** BEGIN Passage to read **

Use --cli-binary-format raw-in-base64-out if using JSON blobs.

6. Put Multiple Records

# bash

aws kinesis put-records \

--stream-name twtech-kinesis-stream \

--records file://records.json

Example records.json:

# json

[

{

"Data": "SGVsbG8gd29ybGQ=",

"PartitionKey": "twtech-user1"

{

"Data": "VGVzdCBtZXNzYWdl",

"PartitionKey": "twtech-user2"

}

]

7. Get Records from a Shard

Step 1: Get the Shard Iterator

# bash

aws kinesis get-shard-iterator \

--stream-name twtech-kinesis-stream \

--shard-id shardId-000000000000 \

--shard-iterator-type TRIM_HORIZON

Step 2: Use the iterator to fetch records

# bash

aws kinesis get-records \

--shard-iterator <iterator-value> \

--limit 10

8. Delete a Stream

# bash

aws kinesis delete-stream \

--stream-name twtech-kinesis-stream \

Use --enforce-consumer-deletion if consumers are attached.

9. Split or Merge Shards

Split a shard

# bash

aws kinesis split-shard \

--stream-name twtech-kinesis-stream \

--shard-to-split shardId-000000000000 \

--new-starting-hash-key 170141183460469231731687xxxx15884105728

Merge two shards

# bash

aws kinesis merge-shards \

--stream-name twtech-kinesis-stream \

--shard-id shardId-000000000000 \

--adjacent-shard-id shardId-000000000001

10. Enable Enhanced Monitoring

# bash

aws kinesis enable-enhanced-monitoring \

--stream-name twtech-kinesis-stream \

--shard-level-metrics IncomingBytes OutgoingBytes

Quick Tip: Check Stream Status

# bash

aws kinesis describe-stream \

--stream-name twtech-kinesis-stream \

--query "StreamDescription.StreamStatus"

** END Passage to read **
** BEGIN Supplied material **

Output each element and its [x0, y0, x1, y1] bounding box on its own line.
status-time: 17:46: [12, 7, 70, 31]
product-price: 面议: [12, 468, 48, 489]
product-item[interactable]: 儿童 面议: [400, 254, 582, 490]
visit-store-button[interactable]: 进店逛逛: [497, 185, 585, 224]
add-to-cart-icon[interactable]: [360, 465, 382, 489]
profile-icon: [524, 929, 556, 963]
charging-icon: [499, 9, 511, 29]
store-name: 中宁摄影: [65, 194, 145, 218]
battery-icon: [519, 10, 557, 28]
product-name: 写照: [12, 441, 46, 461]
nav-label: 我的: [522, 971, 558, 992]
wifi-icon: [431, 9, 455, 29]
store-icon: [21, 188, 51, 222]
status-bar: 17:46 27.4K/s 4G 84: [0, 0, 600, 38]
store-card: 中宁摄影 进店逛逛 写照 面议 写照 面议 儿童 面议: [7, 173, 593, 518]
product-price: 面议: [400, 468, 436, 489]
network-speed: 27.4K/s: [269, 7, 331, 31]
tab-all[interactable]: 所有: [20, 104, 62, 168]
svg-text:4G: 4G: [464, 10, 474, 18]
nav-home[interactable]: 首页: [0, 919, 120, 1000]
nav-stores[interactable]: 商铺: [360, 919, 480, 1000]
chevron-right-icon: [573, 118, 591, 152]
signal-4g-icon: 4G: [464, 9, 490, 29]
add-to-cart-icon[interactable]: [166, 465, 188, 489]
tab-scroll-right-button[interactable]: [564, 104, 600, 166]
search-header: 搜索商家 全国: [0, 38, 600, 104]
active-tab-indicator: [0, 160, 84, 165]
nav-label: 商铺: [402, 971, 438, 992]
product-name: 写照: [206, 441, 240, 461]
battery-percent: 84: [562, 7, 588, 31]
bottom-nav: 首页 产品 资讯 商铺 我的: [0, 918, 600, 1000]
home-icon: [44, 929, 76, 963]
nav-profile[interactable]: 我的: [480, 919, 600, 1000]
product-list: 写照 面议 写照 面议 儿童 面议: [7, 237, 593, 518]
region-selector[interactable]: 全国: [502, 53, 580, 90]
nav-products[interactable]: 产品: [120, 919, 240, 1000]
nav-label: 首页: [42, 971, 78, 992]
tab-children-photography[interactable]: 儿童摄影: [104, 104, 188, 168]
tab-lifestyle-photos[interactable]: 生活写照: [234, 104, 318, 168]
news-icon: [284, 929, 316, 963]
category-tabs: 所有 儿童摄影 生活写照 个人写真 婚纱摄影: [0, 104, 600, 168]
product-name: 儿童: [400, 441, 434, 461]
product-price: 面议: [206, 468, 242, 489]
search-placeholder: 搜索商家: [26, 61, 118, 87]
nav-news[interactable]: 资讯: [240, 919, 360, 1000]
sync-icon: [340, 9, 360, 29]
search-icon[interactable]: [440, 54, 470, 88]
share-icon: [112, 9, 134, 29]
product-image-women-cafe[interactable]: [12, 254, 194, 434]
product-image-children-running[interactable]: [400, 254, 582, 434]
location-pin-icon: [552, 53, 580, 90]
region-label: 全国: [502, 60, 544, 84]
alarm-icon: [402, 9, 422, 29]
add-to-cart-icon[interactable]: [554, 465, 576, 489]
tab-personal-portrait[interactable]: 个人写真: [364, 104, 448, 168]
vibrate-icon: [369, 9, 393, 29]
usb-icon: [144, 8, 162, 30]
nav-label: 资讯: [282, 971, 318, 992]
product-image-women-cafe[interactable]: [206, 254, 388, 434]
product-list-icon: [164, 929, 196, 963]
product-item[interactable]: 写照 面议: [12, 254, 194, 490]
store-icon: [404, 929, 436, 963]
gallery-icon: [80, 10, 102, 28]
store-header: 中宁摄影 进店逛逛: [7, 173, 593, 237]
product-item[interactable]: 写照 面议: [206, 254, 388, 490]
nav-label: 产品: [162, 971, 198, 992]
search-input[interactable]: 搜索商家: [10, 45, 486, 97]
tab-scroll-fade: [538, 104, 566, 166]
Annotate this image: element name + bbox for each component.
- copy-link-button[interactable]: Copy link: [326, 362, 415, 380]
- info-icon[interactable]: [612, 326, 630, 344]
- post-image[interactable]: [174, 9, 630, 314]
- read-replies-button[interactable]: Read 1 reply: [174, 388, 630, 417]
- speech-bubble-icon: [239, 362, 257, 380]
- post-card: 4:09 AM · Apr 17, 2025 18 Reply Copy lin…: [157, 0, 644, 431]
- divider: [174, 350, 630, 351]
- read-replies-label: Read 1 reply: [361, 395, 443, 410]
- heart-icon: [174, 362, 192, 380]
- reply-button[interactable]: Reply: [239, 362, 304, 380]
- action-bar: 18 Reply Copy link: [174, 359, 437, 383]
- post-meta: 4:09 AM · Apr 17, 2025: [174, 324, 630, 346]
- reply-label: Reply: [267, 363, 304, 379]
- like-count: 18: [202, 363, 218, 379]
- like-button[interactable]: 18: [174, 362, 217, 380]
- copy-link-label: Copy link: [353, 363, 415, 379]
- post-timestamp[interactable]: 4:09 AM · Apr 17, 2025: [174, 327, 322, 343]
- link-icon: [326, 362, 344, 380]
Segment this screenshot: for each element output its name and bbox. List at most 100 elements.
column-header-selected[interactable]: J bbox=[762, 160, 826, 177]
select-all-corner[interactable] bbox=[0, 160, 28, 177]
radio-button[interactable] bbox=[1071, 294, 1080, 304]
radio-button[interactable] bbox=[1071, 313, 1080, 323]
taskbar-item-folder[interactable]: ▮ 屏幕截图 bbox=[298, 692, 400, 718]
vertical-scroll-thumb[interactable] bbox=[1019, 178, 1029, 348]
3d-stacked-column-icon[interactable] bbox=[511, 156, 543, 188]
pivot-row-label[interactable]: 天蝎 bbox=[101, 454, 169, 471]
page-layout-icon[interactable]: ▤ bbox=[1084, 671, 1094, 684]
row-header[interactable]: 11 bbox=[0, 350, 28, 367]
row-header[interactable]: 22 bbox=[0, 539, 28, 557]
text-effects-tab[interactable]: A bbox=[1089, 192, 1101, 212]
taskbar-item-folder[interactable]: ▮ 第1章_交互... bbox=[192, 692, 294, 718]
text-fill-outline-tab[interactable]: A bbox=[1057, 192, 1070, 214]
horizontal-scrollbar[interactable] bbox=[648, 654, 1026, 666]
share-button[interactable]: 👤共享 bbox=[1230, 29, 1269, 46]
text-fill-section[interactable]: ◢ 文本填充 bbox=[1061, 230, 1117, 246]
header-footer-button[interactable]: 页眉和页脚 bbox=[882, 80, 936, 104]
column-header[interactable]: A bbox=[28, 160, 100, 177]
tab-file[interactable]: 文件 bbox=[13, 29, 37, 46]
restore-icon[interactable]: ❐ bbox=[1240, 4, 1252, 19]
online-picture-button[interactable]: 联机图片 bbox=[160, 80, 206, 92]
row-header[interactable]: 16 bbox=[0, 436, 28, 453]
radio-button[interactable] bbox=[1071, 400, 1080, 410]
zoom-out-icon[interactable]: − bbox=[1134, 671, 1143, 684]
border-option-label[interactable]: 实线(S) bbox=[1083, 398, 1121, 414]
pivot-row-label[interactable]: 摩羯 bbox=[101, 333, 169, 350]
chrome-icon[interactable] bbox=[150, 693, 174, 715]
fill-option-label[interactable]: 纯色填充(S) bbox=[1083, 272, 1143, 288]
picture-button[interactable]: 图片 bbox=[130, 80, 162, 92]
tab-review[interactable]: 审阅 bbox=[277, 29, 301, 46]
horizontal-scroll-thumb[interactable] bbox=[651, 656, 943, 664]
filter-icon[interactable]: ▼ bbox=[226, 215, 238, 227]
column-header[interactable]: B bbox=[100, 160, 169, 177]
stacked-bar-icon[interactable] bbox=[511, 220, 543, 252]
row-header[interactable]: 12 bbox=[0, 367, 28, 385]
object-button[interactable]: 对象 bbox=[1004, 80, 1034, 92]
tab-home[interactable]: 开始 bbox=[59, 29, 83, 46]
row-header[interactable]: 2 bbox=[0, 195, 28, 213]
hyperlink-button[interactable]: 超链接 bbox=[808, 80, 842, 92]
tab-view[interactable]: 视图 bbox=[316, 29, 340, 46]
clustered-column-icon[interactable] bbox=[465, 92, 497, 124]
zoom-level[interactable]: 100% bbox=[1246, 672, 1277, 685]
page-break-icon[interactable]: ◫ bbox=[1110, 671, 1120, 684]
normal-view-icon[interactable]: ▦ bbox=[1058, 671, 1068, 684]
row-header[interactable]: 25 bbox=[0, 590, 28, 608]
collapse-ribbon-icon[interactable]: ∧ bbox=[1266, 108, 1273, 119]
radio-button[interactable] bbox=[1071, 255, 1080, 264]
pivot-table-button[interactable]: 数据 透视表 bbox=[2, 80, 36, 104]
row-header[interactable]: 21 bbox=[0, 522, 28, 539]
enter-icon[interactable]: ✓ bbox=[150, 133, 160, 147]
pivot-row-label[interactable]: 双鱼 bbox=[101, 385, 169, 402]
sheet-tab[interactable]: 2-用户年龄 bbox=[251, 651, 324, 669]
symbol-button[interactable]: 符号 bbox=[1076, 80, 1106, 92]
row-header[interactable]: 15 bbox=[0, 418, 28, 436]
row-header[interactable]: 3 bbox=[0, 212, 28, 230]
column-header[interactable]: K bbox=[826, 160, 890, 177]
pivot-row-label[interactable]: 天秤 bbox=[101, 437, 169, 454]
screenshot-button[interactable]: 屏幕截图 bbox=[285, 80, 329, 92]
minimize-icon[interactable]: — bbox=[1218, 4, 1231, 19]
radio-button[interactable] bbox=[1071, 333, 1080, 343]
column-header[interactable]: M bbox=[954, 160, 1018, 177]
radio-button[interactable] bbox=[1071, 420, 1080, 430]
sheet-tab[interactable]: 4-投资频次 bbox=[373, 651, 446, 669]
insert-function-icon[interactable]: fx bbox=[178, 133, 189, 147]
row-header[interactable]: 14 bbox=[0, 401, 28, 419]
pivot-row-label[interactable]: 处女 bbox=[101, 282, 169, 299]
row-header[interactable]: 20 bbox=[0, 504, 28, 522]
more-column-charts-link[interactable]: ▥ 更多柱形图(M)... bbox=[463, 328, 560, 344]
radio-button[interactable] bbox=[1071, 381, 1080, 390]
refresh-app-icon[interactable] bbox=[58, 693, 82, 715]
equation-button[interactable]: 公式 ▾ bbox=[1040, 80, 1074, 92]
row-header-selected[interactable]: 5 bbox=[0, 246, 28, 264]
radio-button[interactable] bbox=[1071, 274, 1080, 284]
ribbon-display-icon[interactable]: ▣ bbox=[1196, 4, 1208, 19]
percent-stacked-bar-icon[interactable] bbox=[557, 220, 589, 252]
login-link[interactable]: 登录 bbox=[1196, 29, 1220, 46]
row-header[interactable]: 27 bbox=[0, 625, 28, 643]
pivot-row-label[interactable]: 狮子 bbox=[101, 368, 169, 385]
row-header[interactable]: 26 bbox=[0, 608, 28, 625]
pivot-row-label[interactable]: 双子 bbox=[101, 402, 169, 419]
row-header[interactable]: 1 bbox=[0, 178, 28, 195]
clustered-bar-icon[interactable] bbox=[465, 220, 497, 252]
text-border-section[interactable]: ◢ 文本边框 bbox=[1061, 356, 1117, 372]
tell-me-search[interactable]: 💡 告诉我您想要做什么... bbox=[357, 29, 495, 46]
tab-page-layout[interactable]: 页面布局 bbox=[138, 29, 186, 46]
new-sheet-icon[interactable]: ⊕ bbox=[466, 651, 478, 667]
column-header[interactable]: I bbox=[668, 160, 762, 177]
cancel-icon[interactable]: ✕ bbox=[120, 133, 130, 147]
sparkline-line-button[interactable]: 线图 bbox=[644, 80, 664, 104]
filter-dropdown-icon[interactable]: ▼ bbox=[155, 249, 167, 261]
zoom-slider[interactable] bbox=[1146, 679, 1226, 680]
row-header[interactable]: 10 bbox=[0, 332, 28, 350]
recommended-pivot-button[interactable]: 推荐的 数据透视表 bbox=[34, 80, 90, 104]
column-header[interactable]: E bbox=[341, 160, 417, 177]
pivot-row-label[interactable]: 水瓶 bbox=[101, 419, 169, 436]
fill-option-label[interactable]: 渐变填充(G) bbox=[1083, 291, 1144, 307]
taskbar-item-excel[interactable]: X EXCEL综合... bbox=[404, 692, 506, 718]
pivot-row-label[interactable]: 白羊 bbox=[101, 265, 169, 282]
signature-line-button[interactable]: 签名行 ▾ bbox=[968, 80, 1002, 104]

** END Supplied material **

» **Problem description**
Copy out the Kinesis command text above word for word, from start to finish.

» **Final result**
Use --cli-binary-format raw-in-base64-out if using JSON blobs.

6. Put Multiple Records

# bash

aws kinesis put-records \

--stream-name twtech-kinesis-stream \

--records file://records.json

Example records.json:

# json

[

{

"Data": "SGVsbG8gd29ybGQ=",

"PartitionKey": "twtech-user1"

{

"Data": "VGVzdCBtZXNzYWdl",

"PartitionKey": "twtech-user2"

}

]

7. Get Records from a Shard

Step 1: Get the Shard Iterator

# bash

aws kinesis get-shard-iterator \

--stream-name twtech-kinesis-stream \

--shard-id shardId-000000000000 \

--shard-iterator-type TRIM_HORIZON

Step 2: Use the iterator to fetch records

# bash

aws kinesis get-records \

--shard-iterator <iterator-value> \

--limit 10

8. Delete a Stream

# bash

aws kinesis delete-stream \

--stream-name twtech-kinesis-stream \

Use --enforce-consumer-deletion if consumers are attached.

9. Split or Merge Shards

Split a shard

# bash

aws kinesis split-shard \

--stream-name twtech-kinesis-stream \

--shard-to-split shardId-000000000000 \

--new-starting-hash-key 170141183460469231731687xxxx15884105728

Merge two shards

# bash

aws kinesis merge-shards \

--stream-name twtech-kinesis-stream \

--shard-id shardId-000000000000 \

--adjacent-shard-id shardId-000000000001

10. Enable Enhanced Monitoring

# bash

aws kinesis enable-enhanced-monitoring \

--stream-name twtech-kinesis-stream \

--shard-level-metrics IncomingBytes OutgoingBytes

Quick Tip: Check Stream Status

# bash

aws kinesis describe-stream \

--stream-name twtech-kinesis-stream \

--query "StreamDescription.StreamStatus"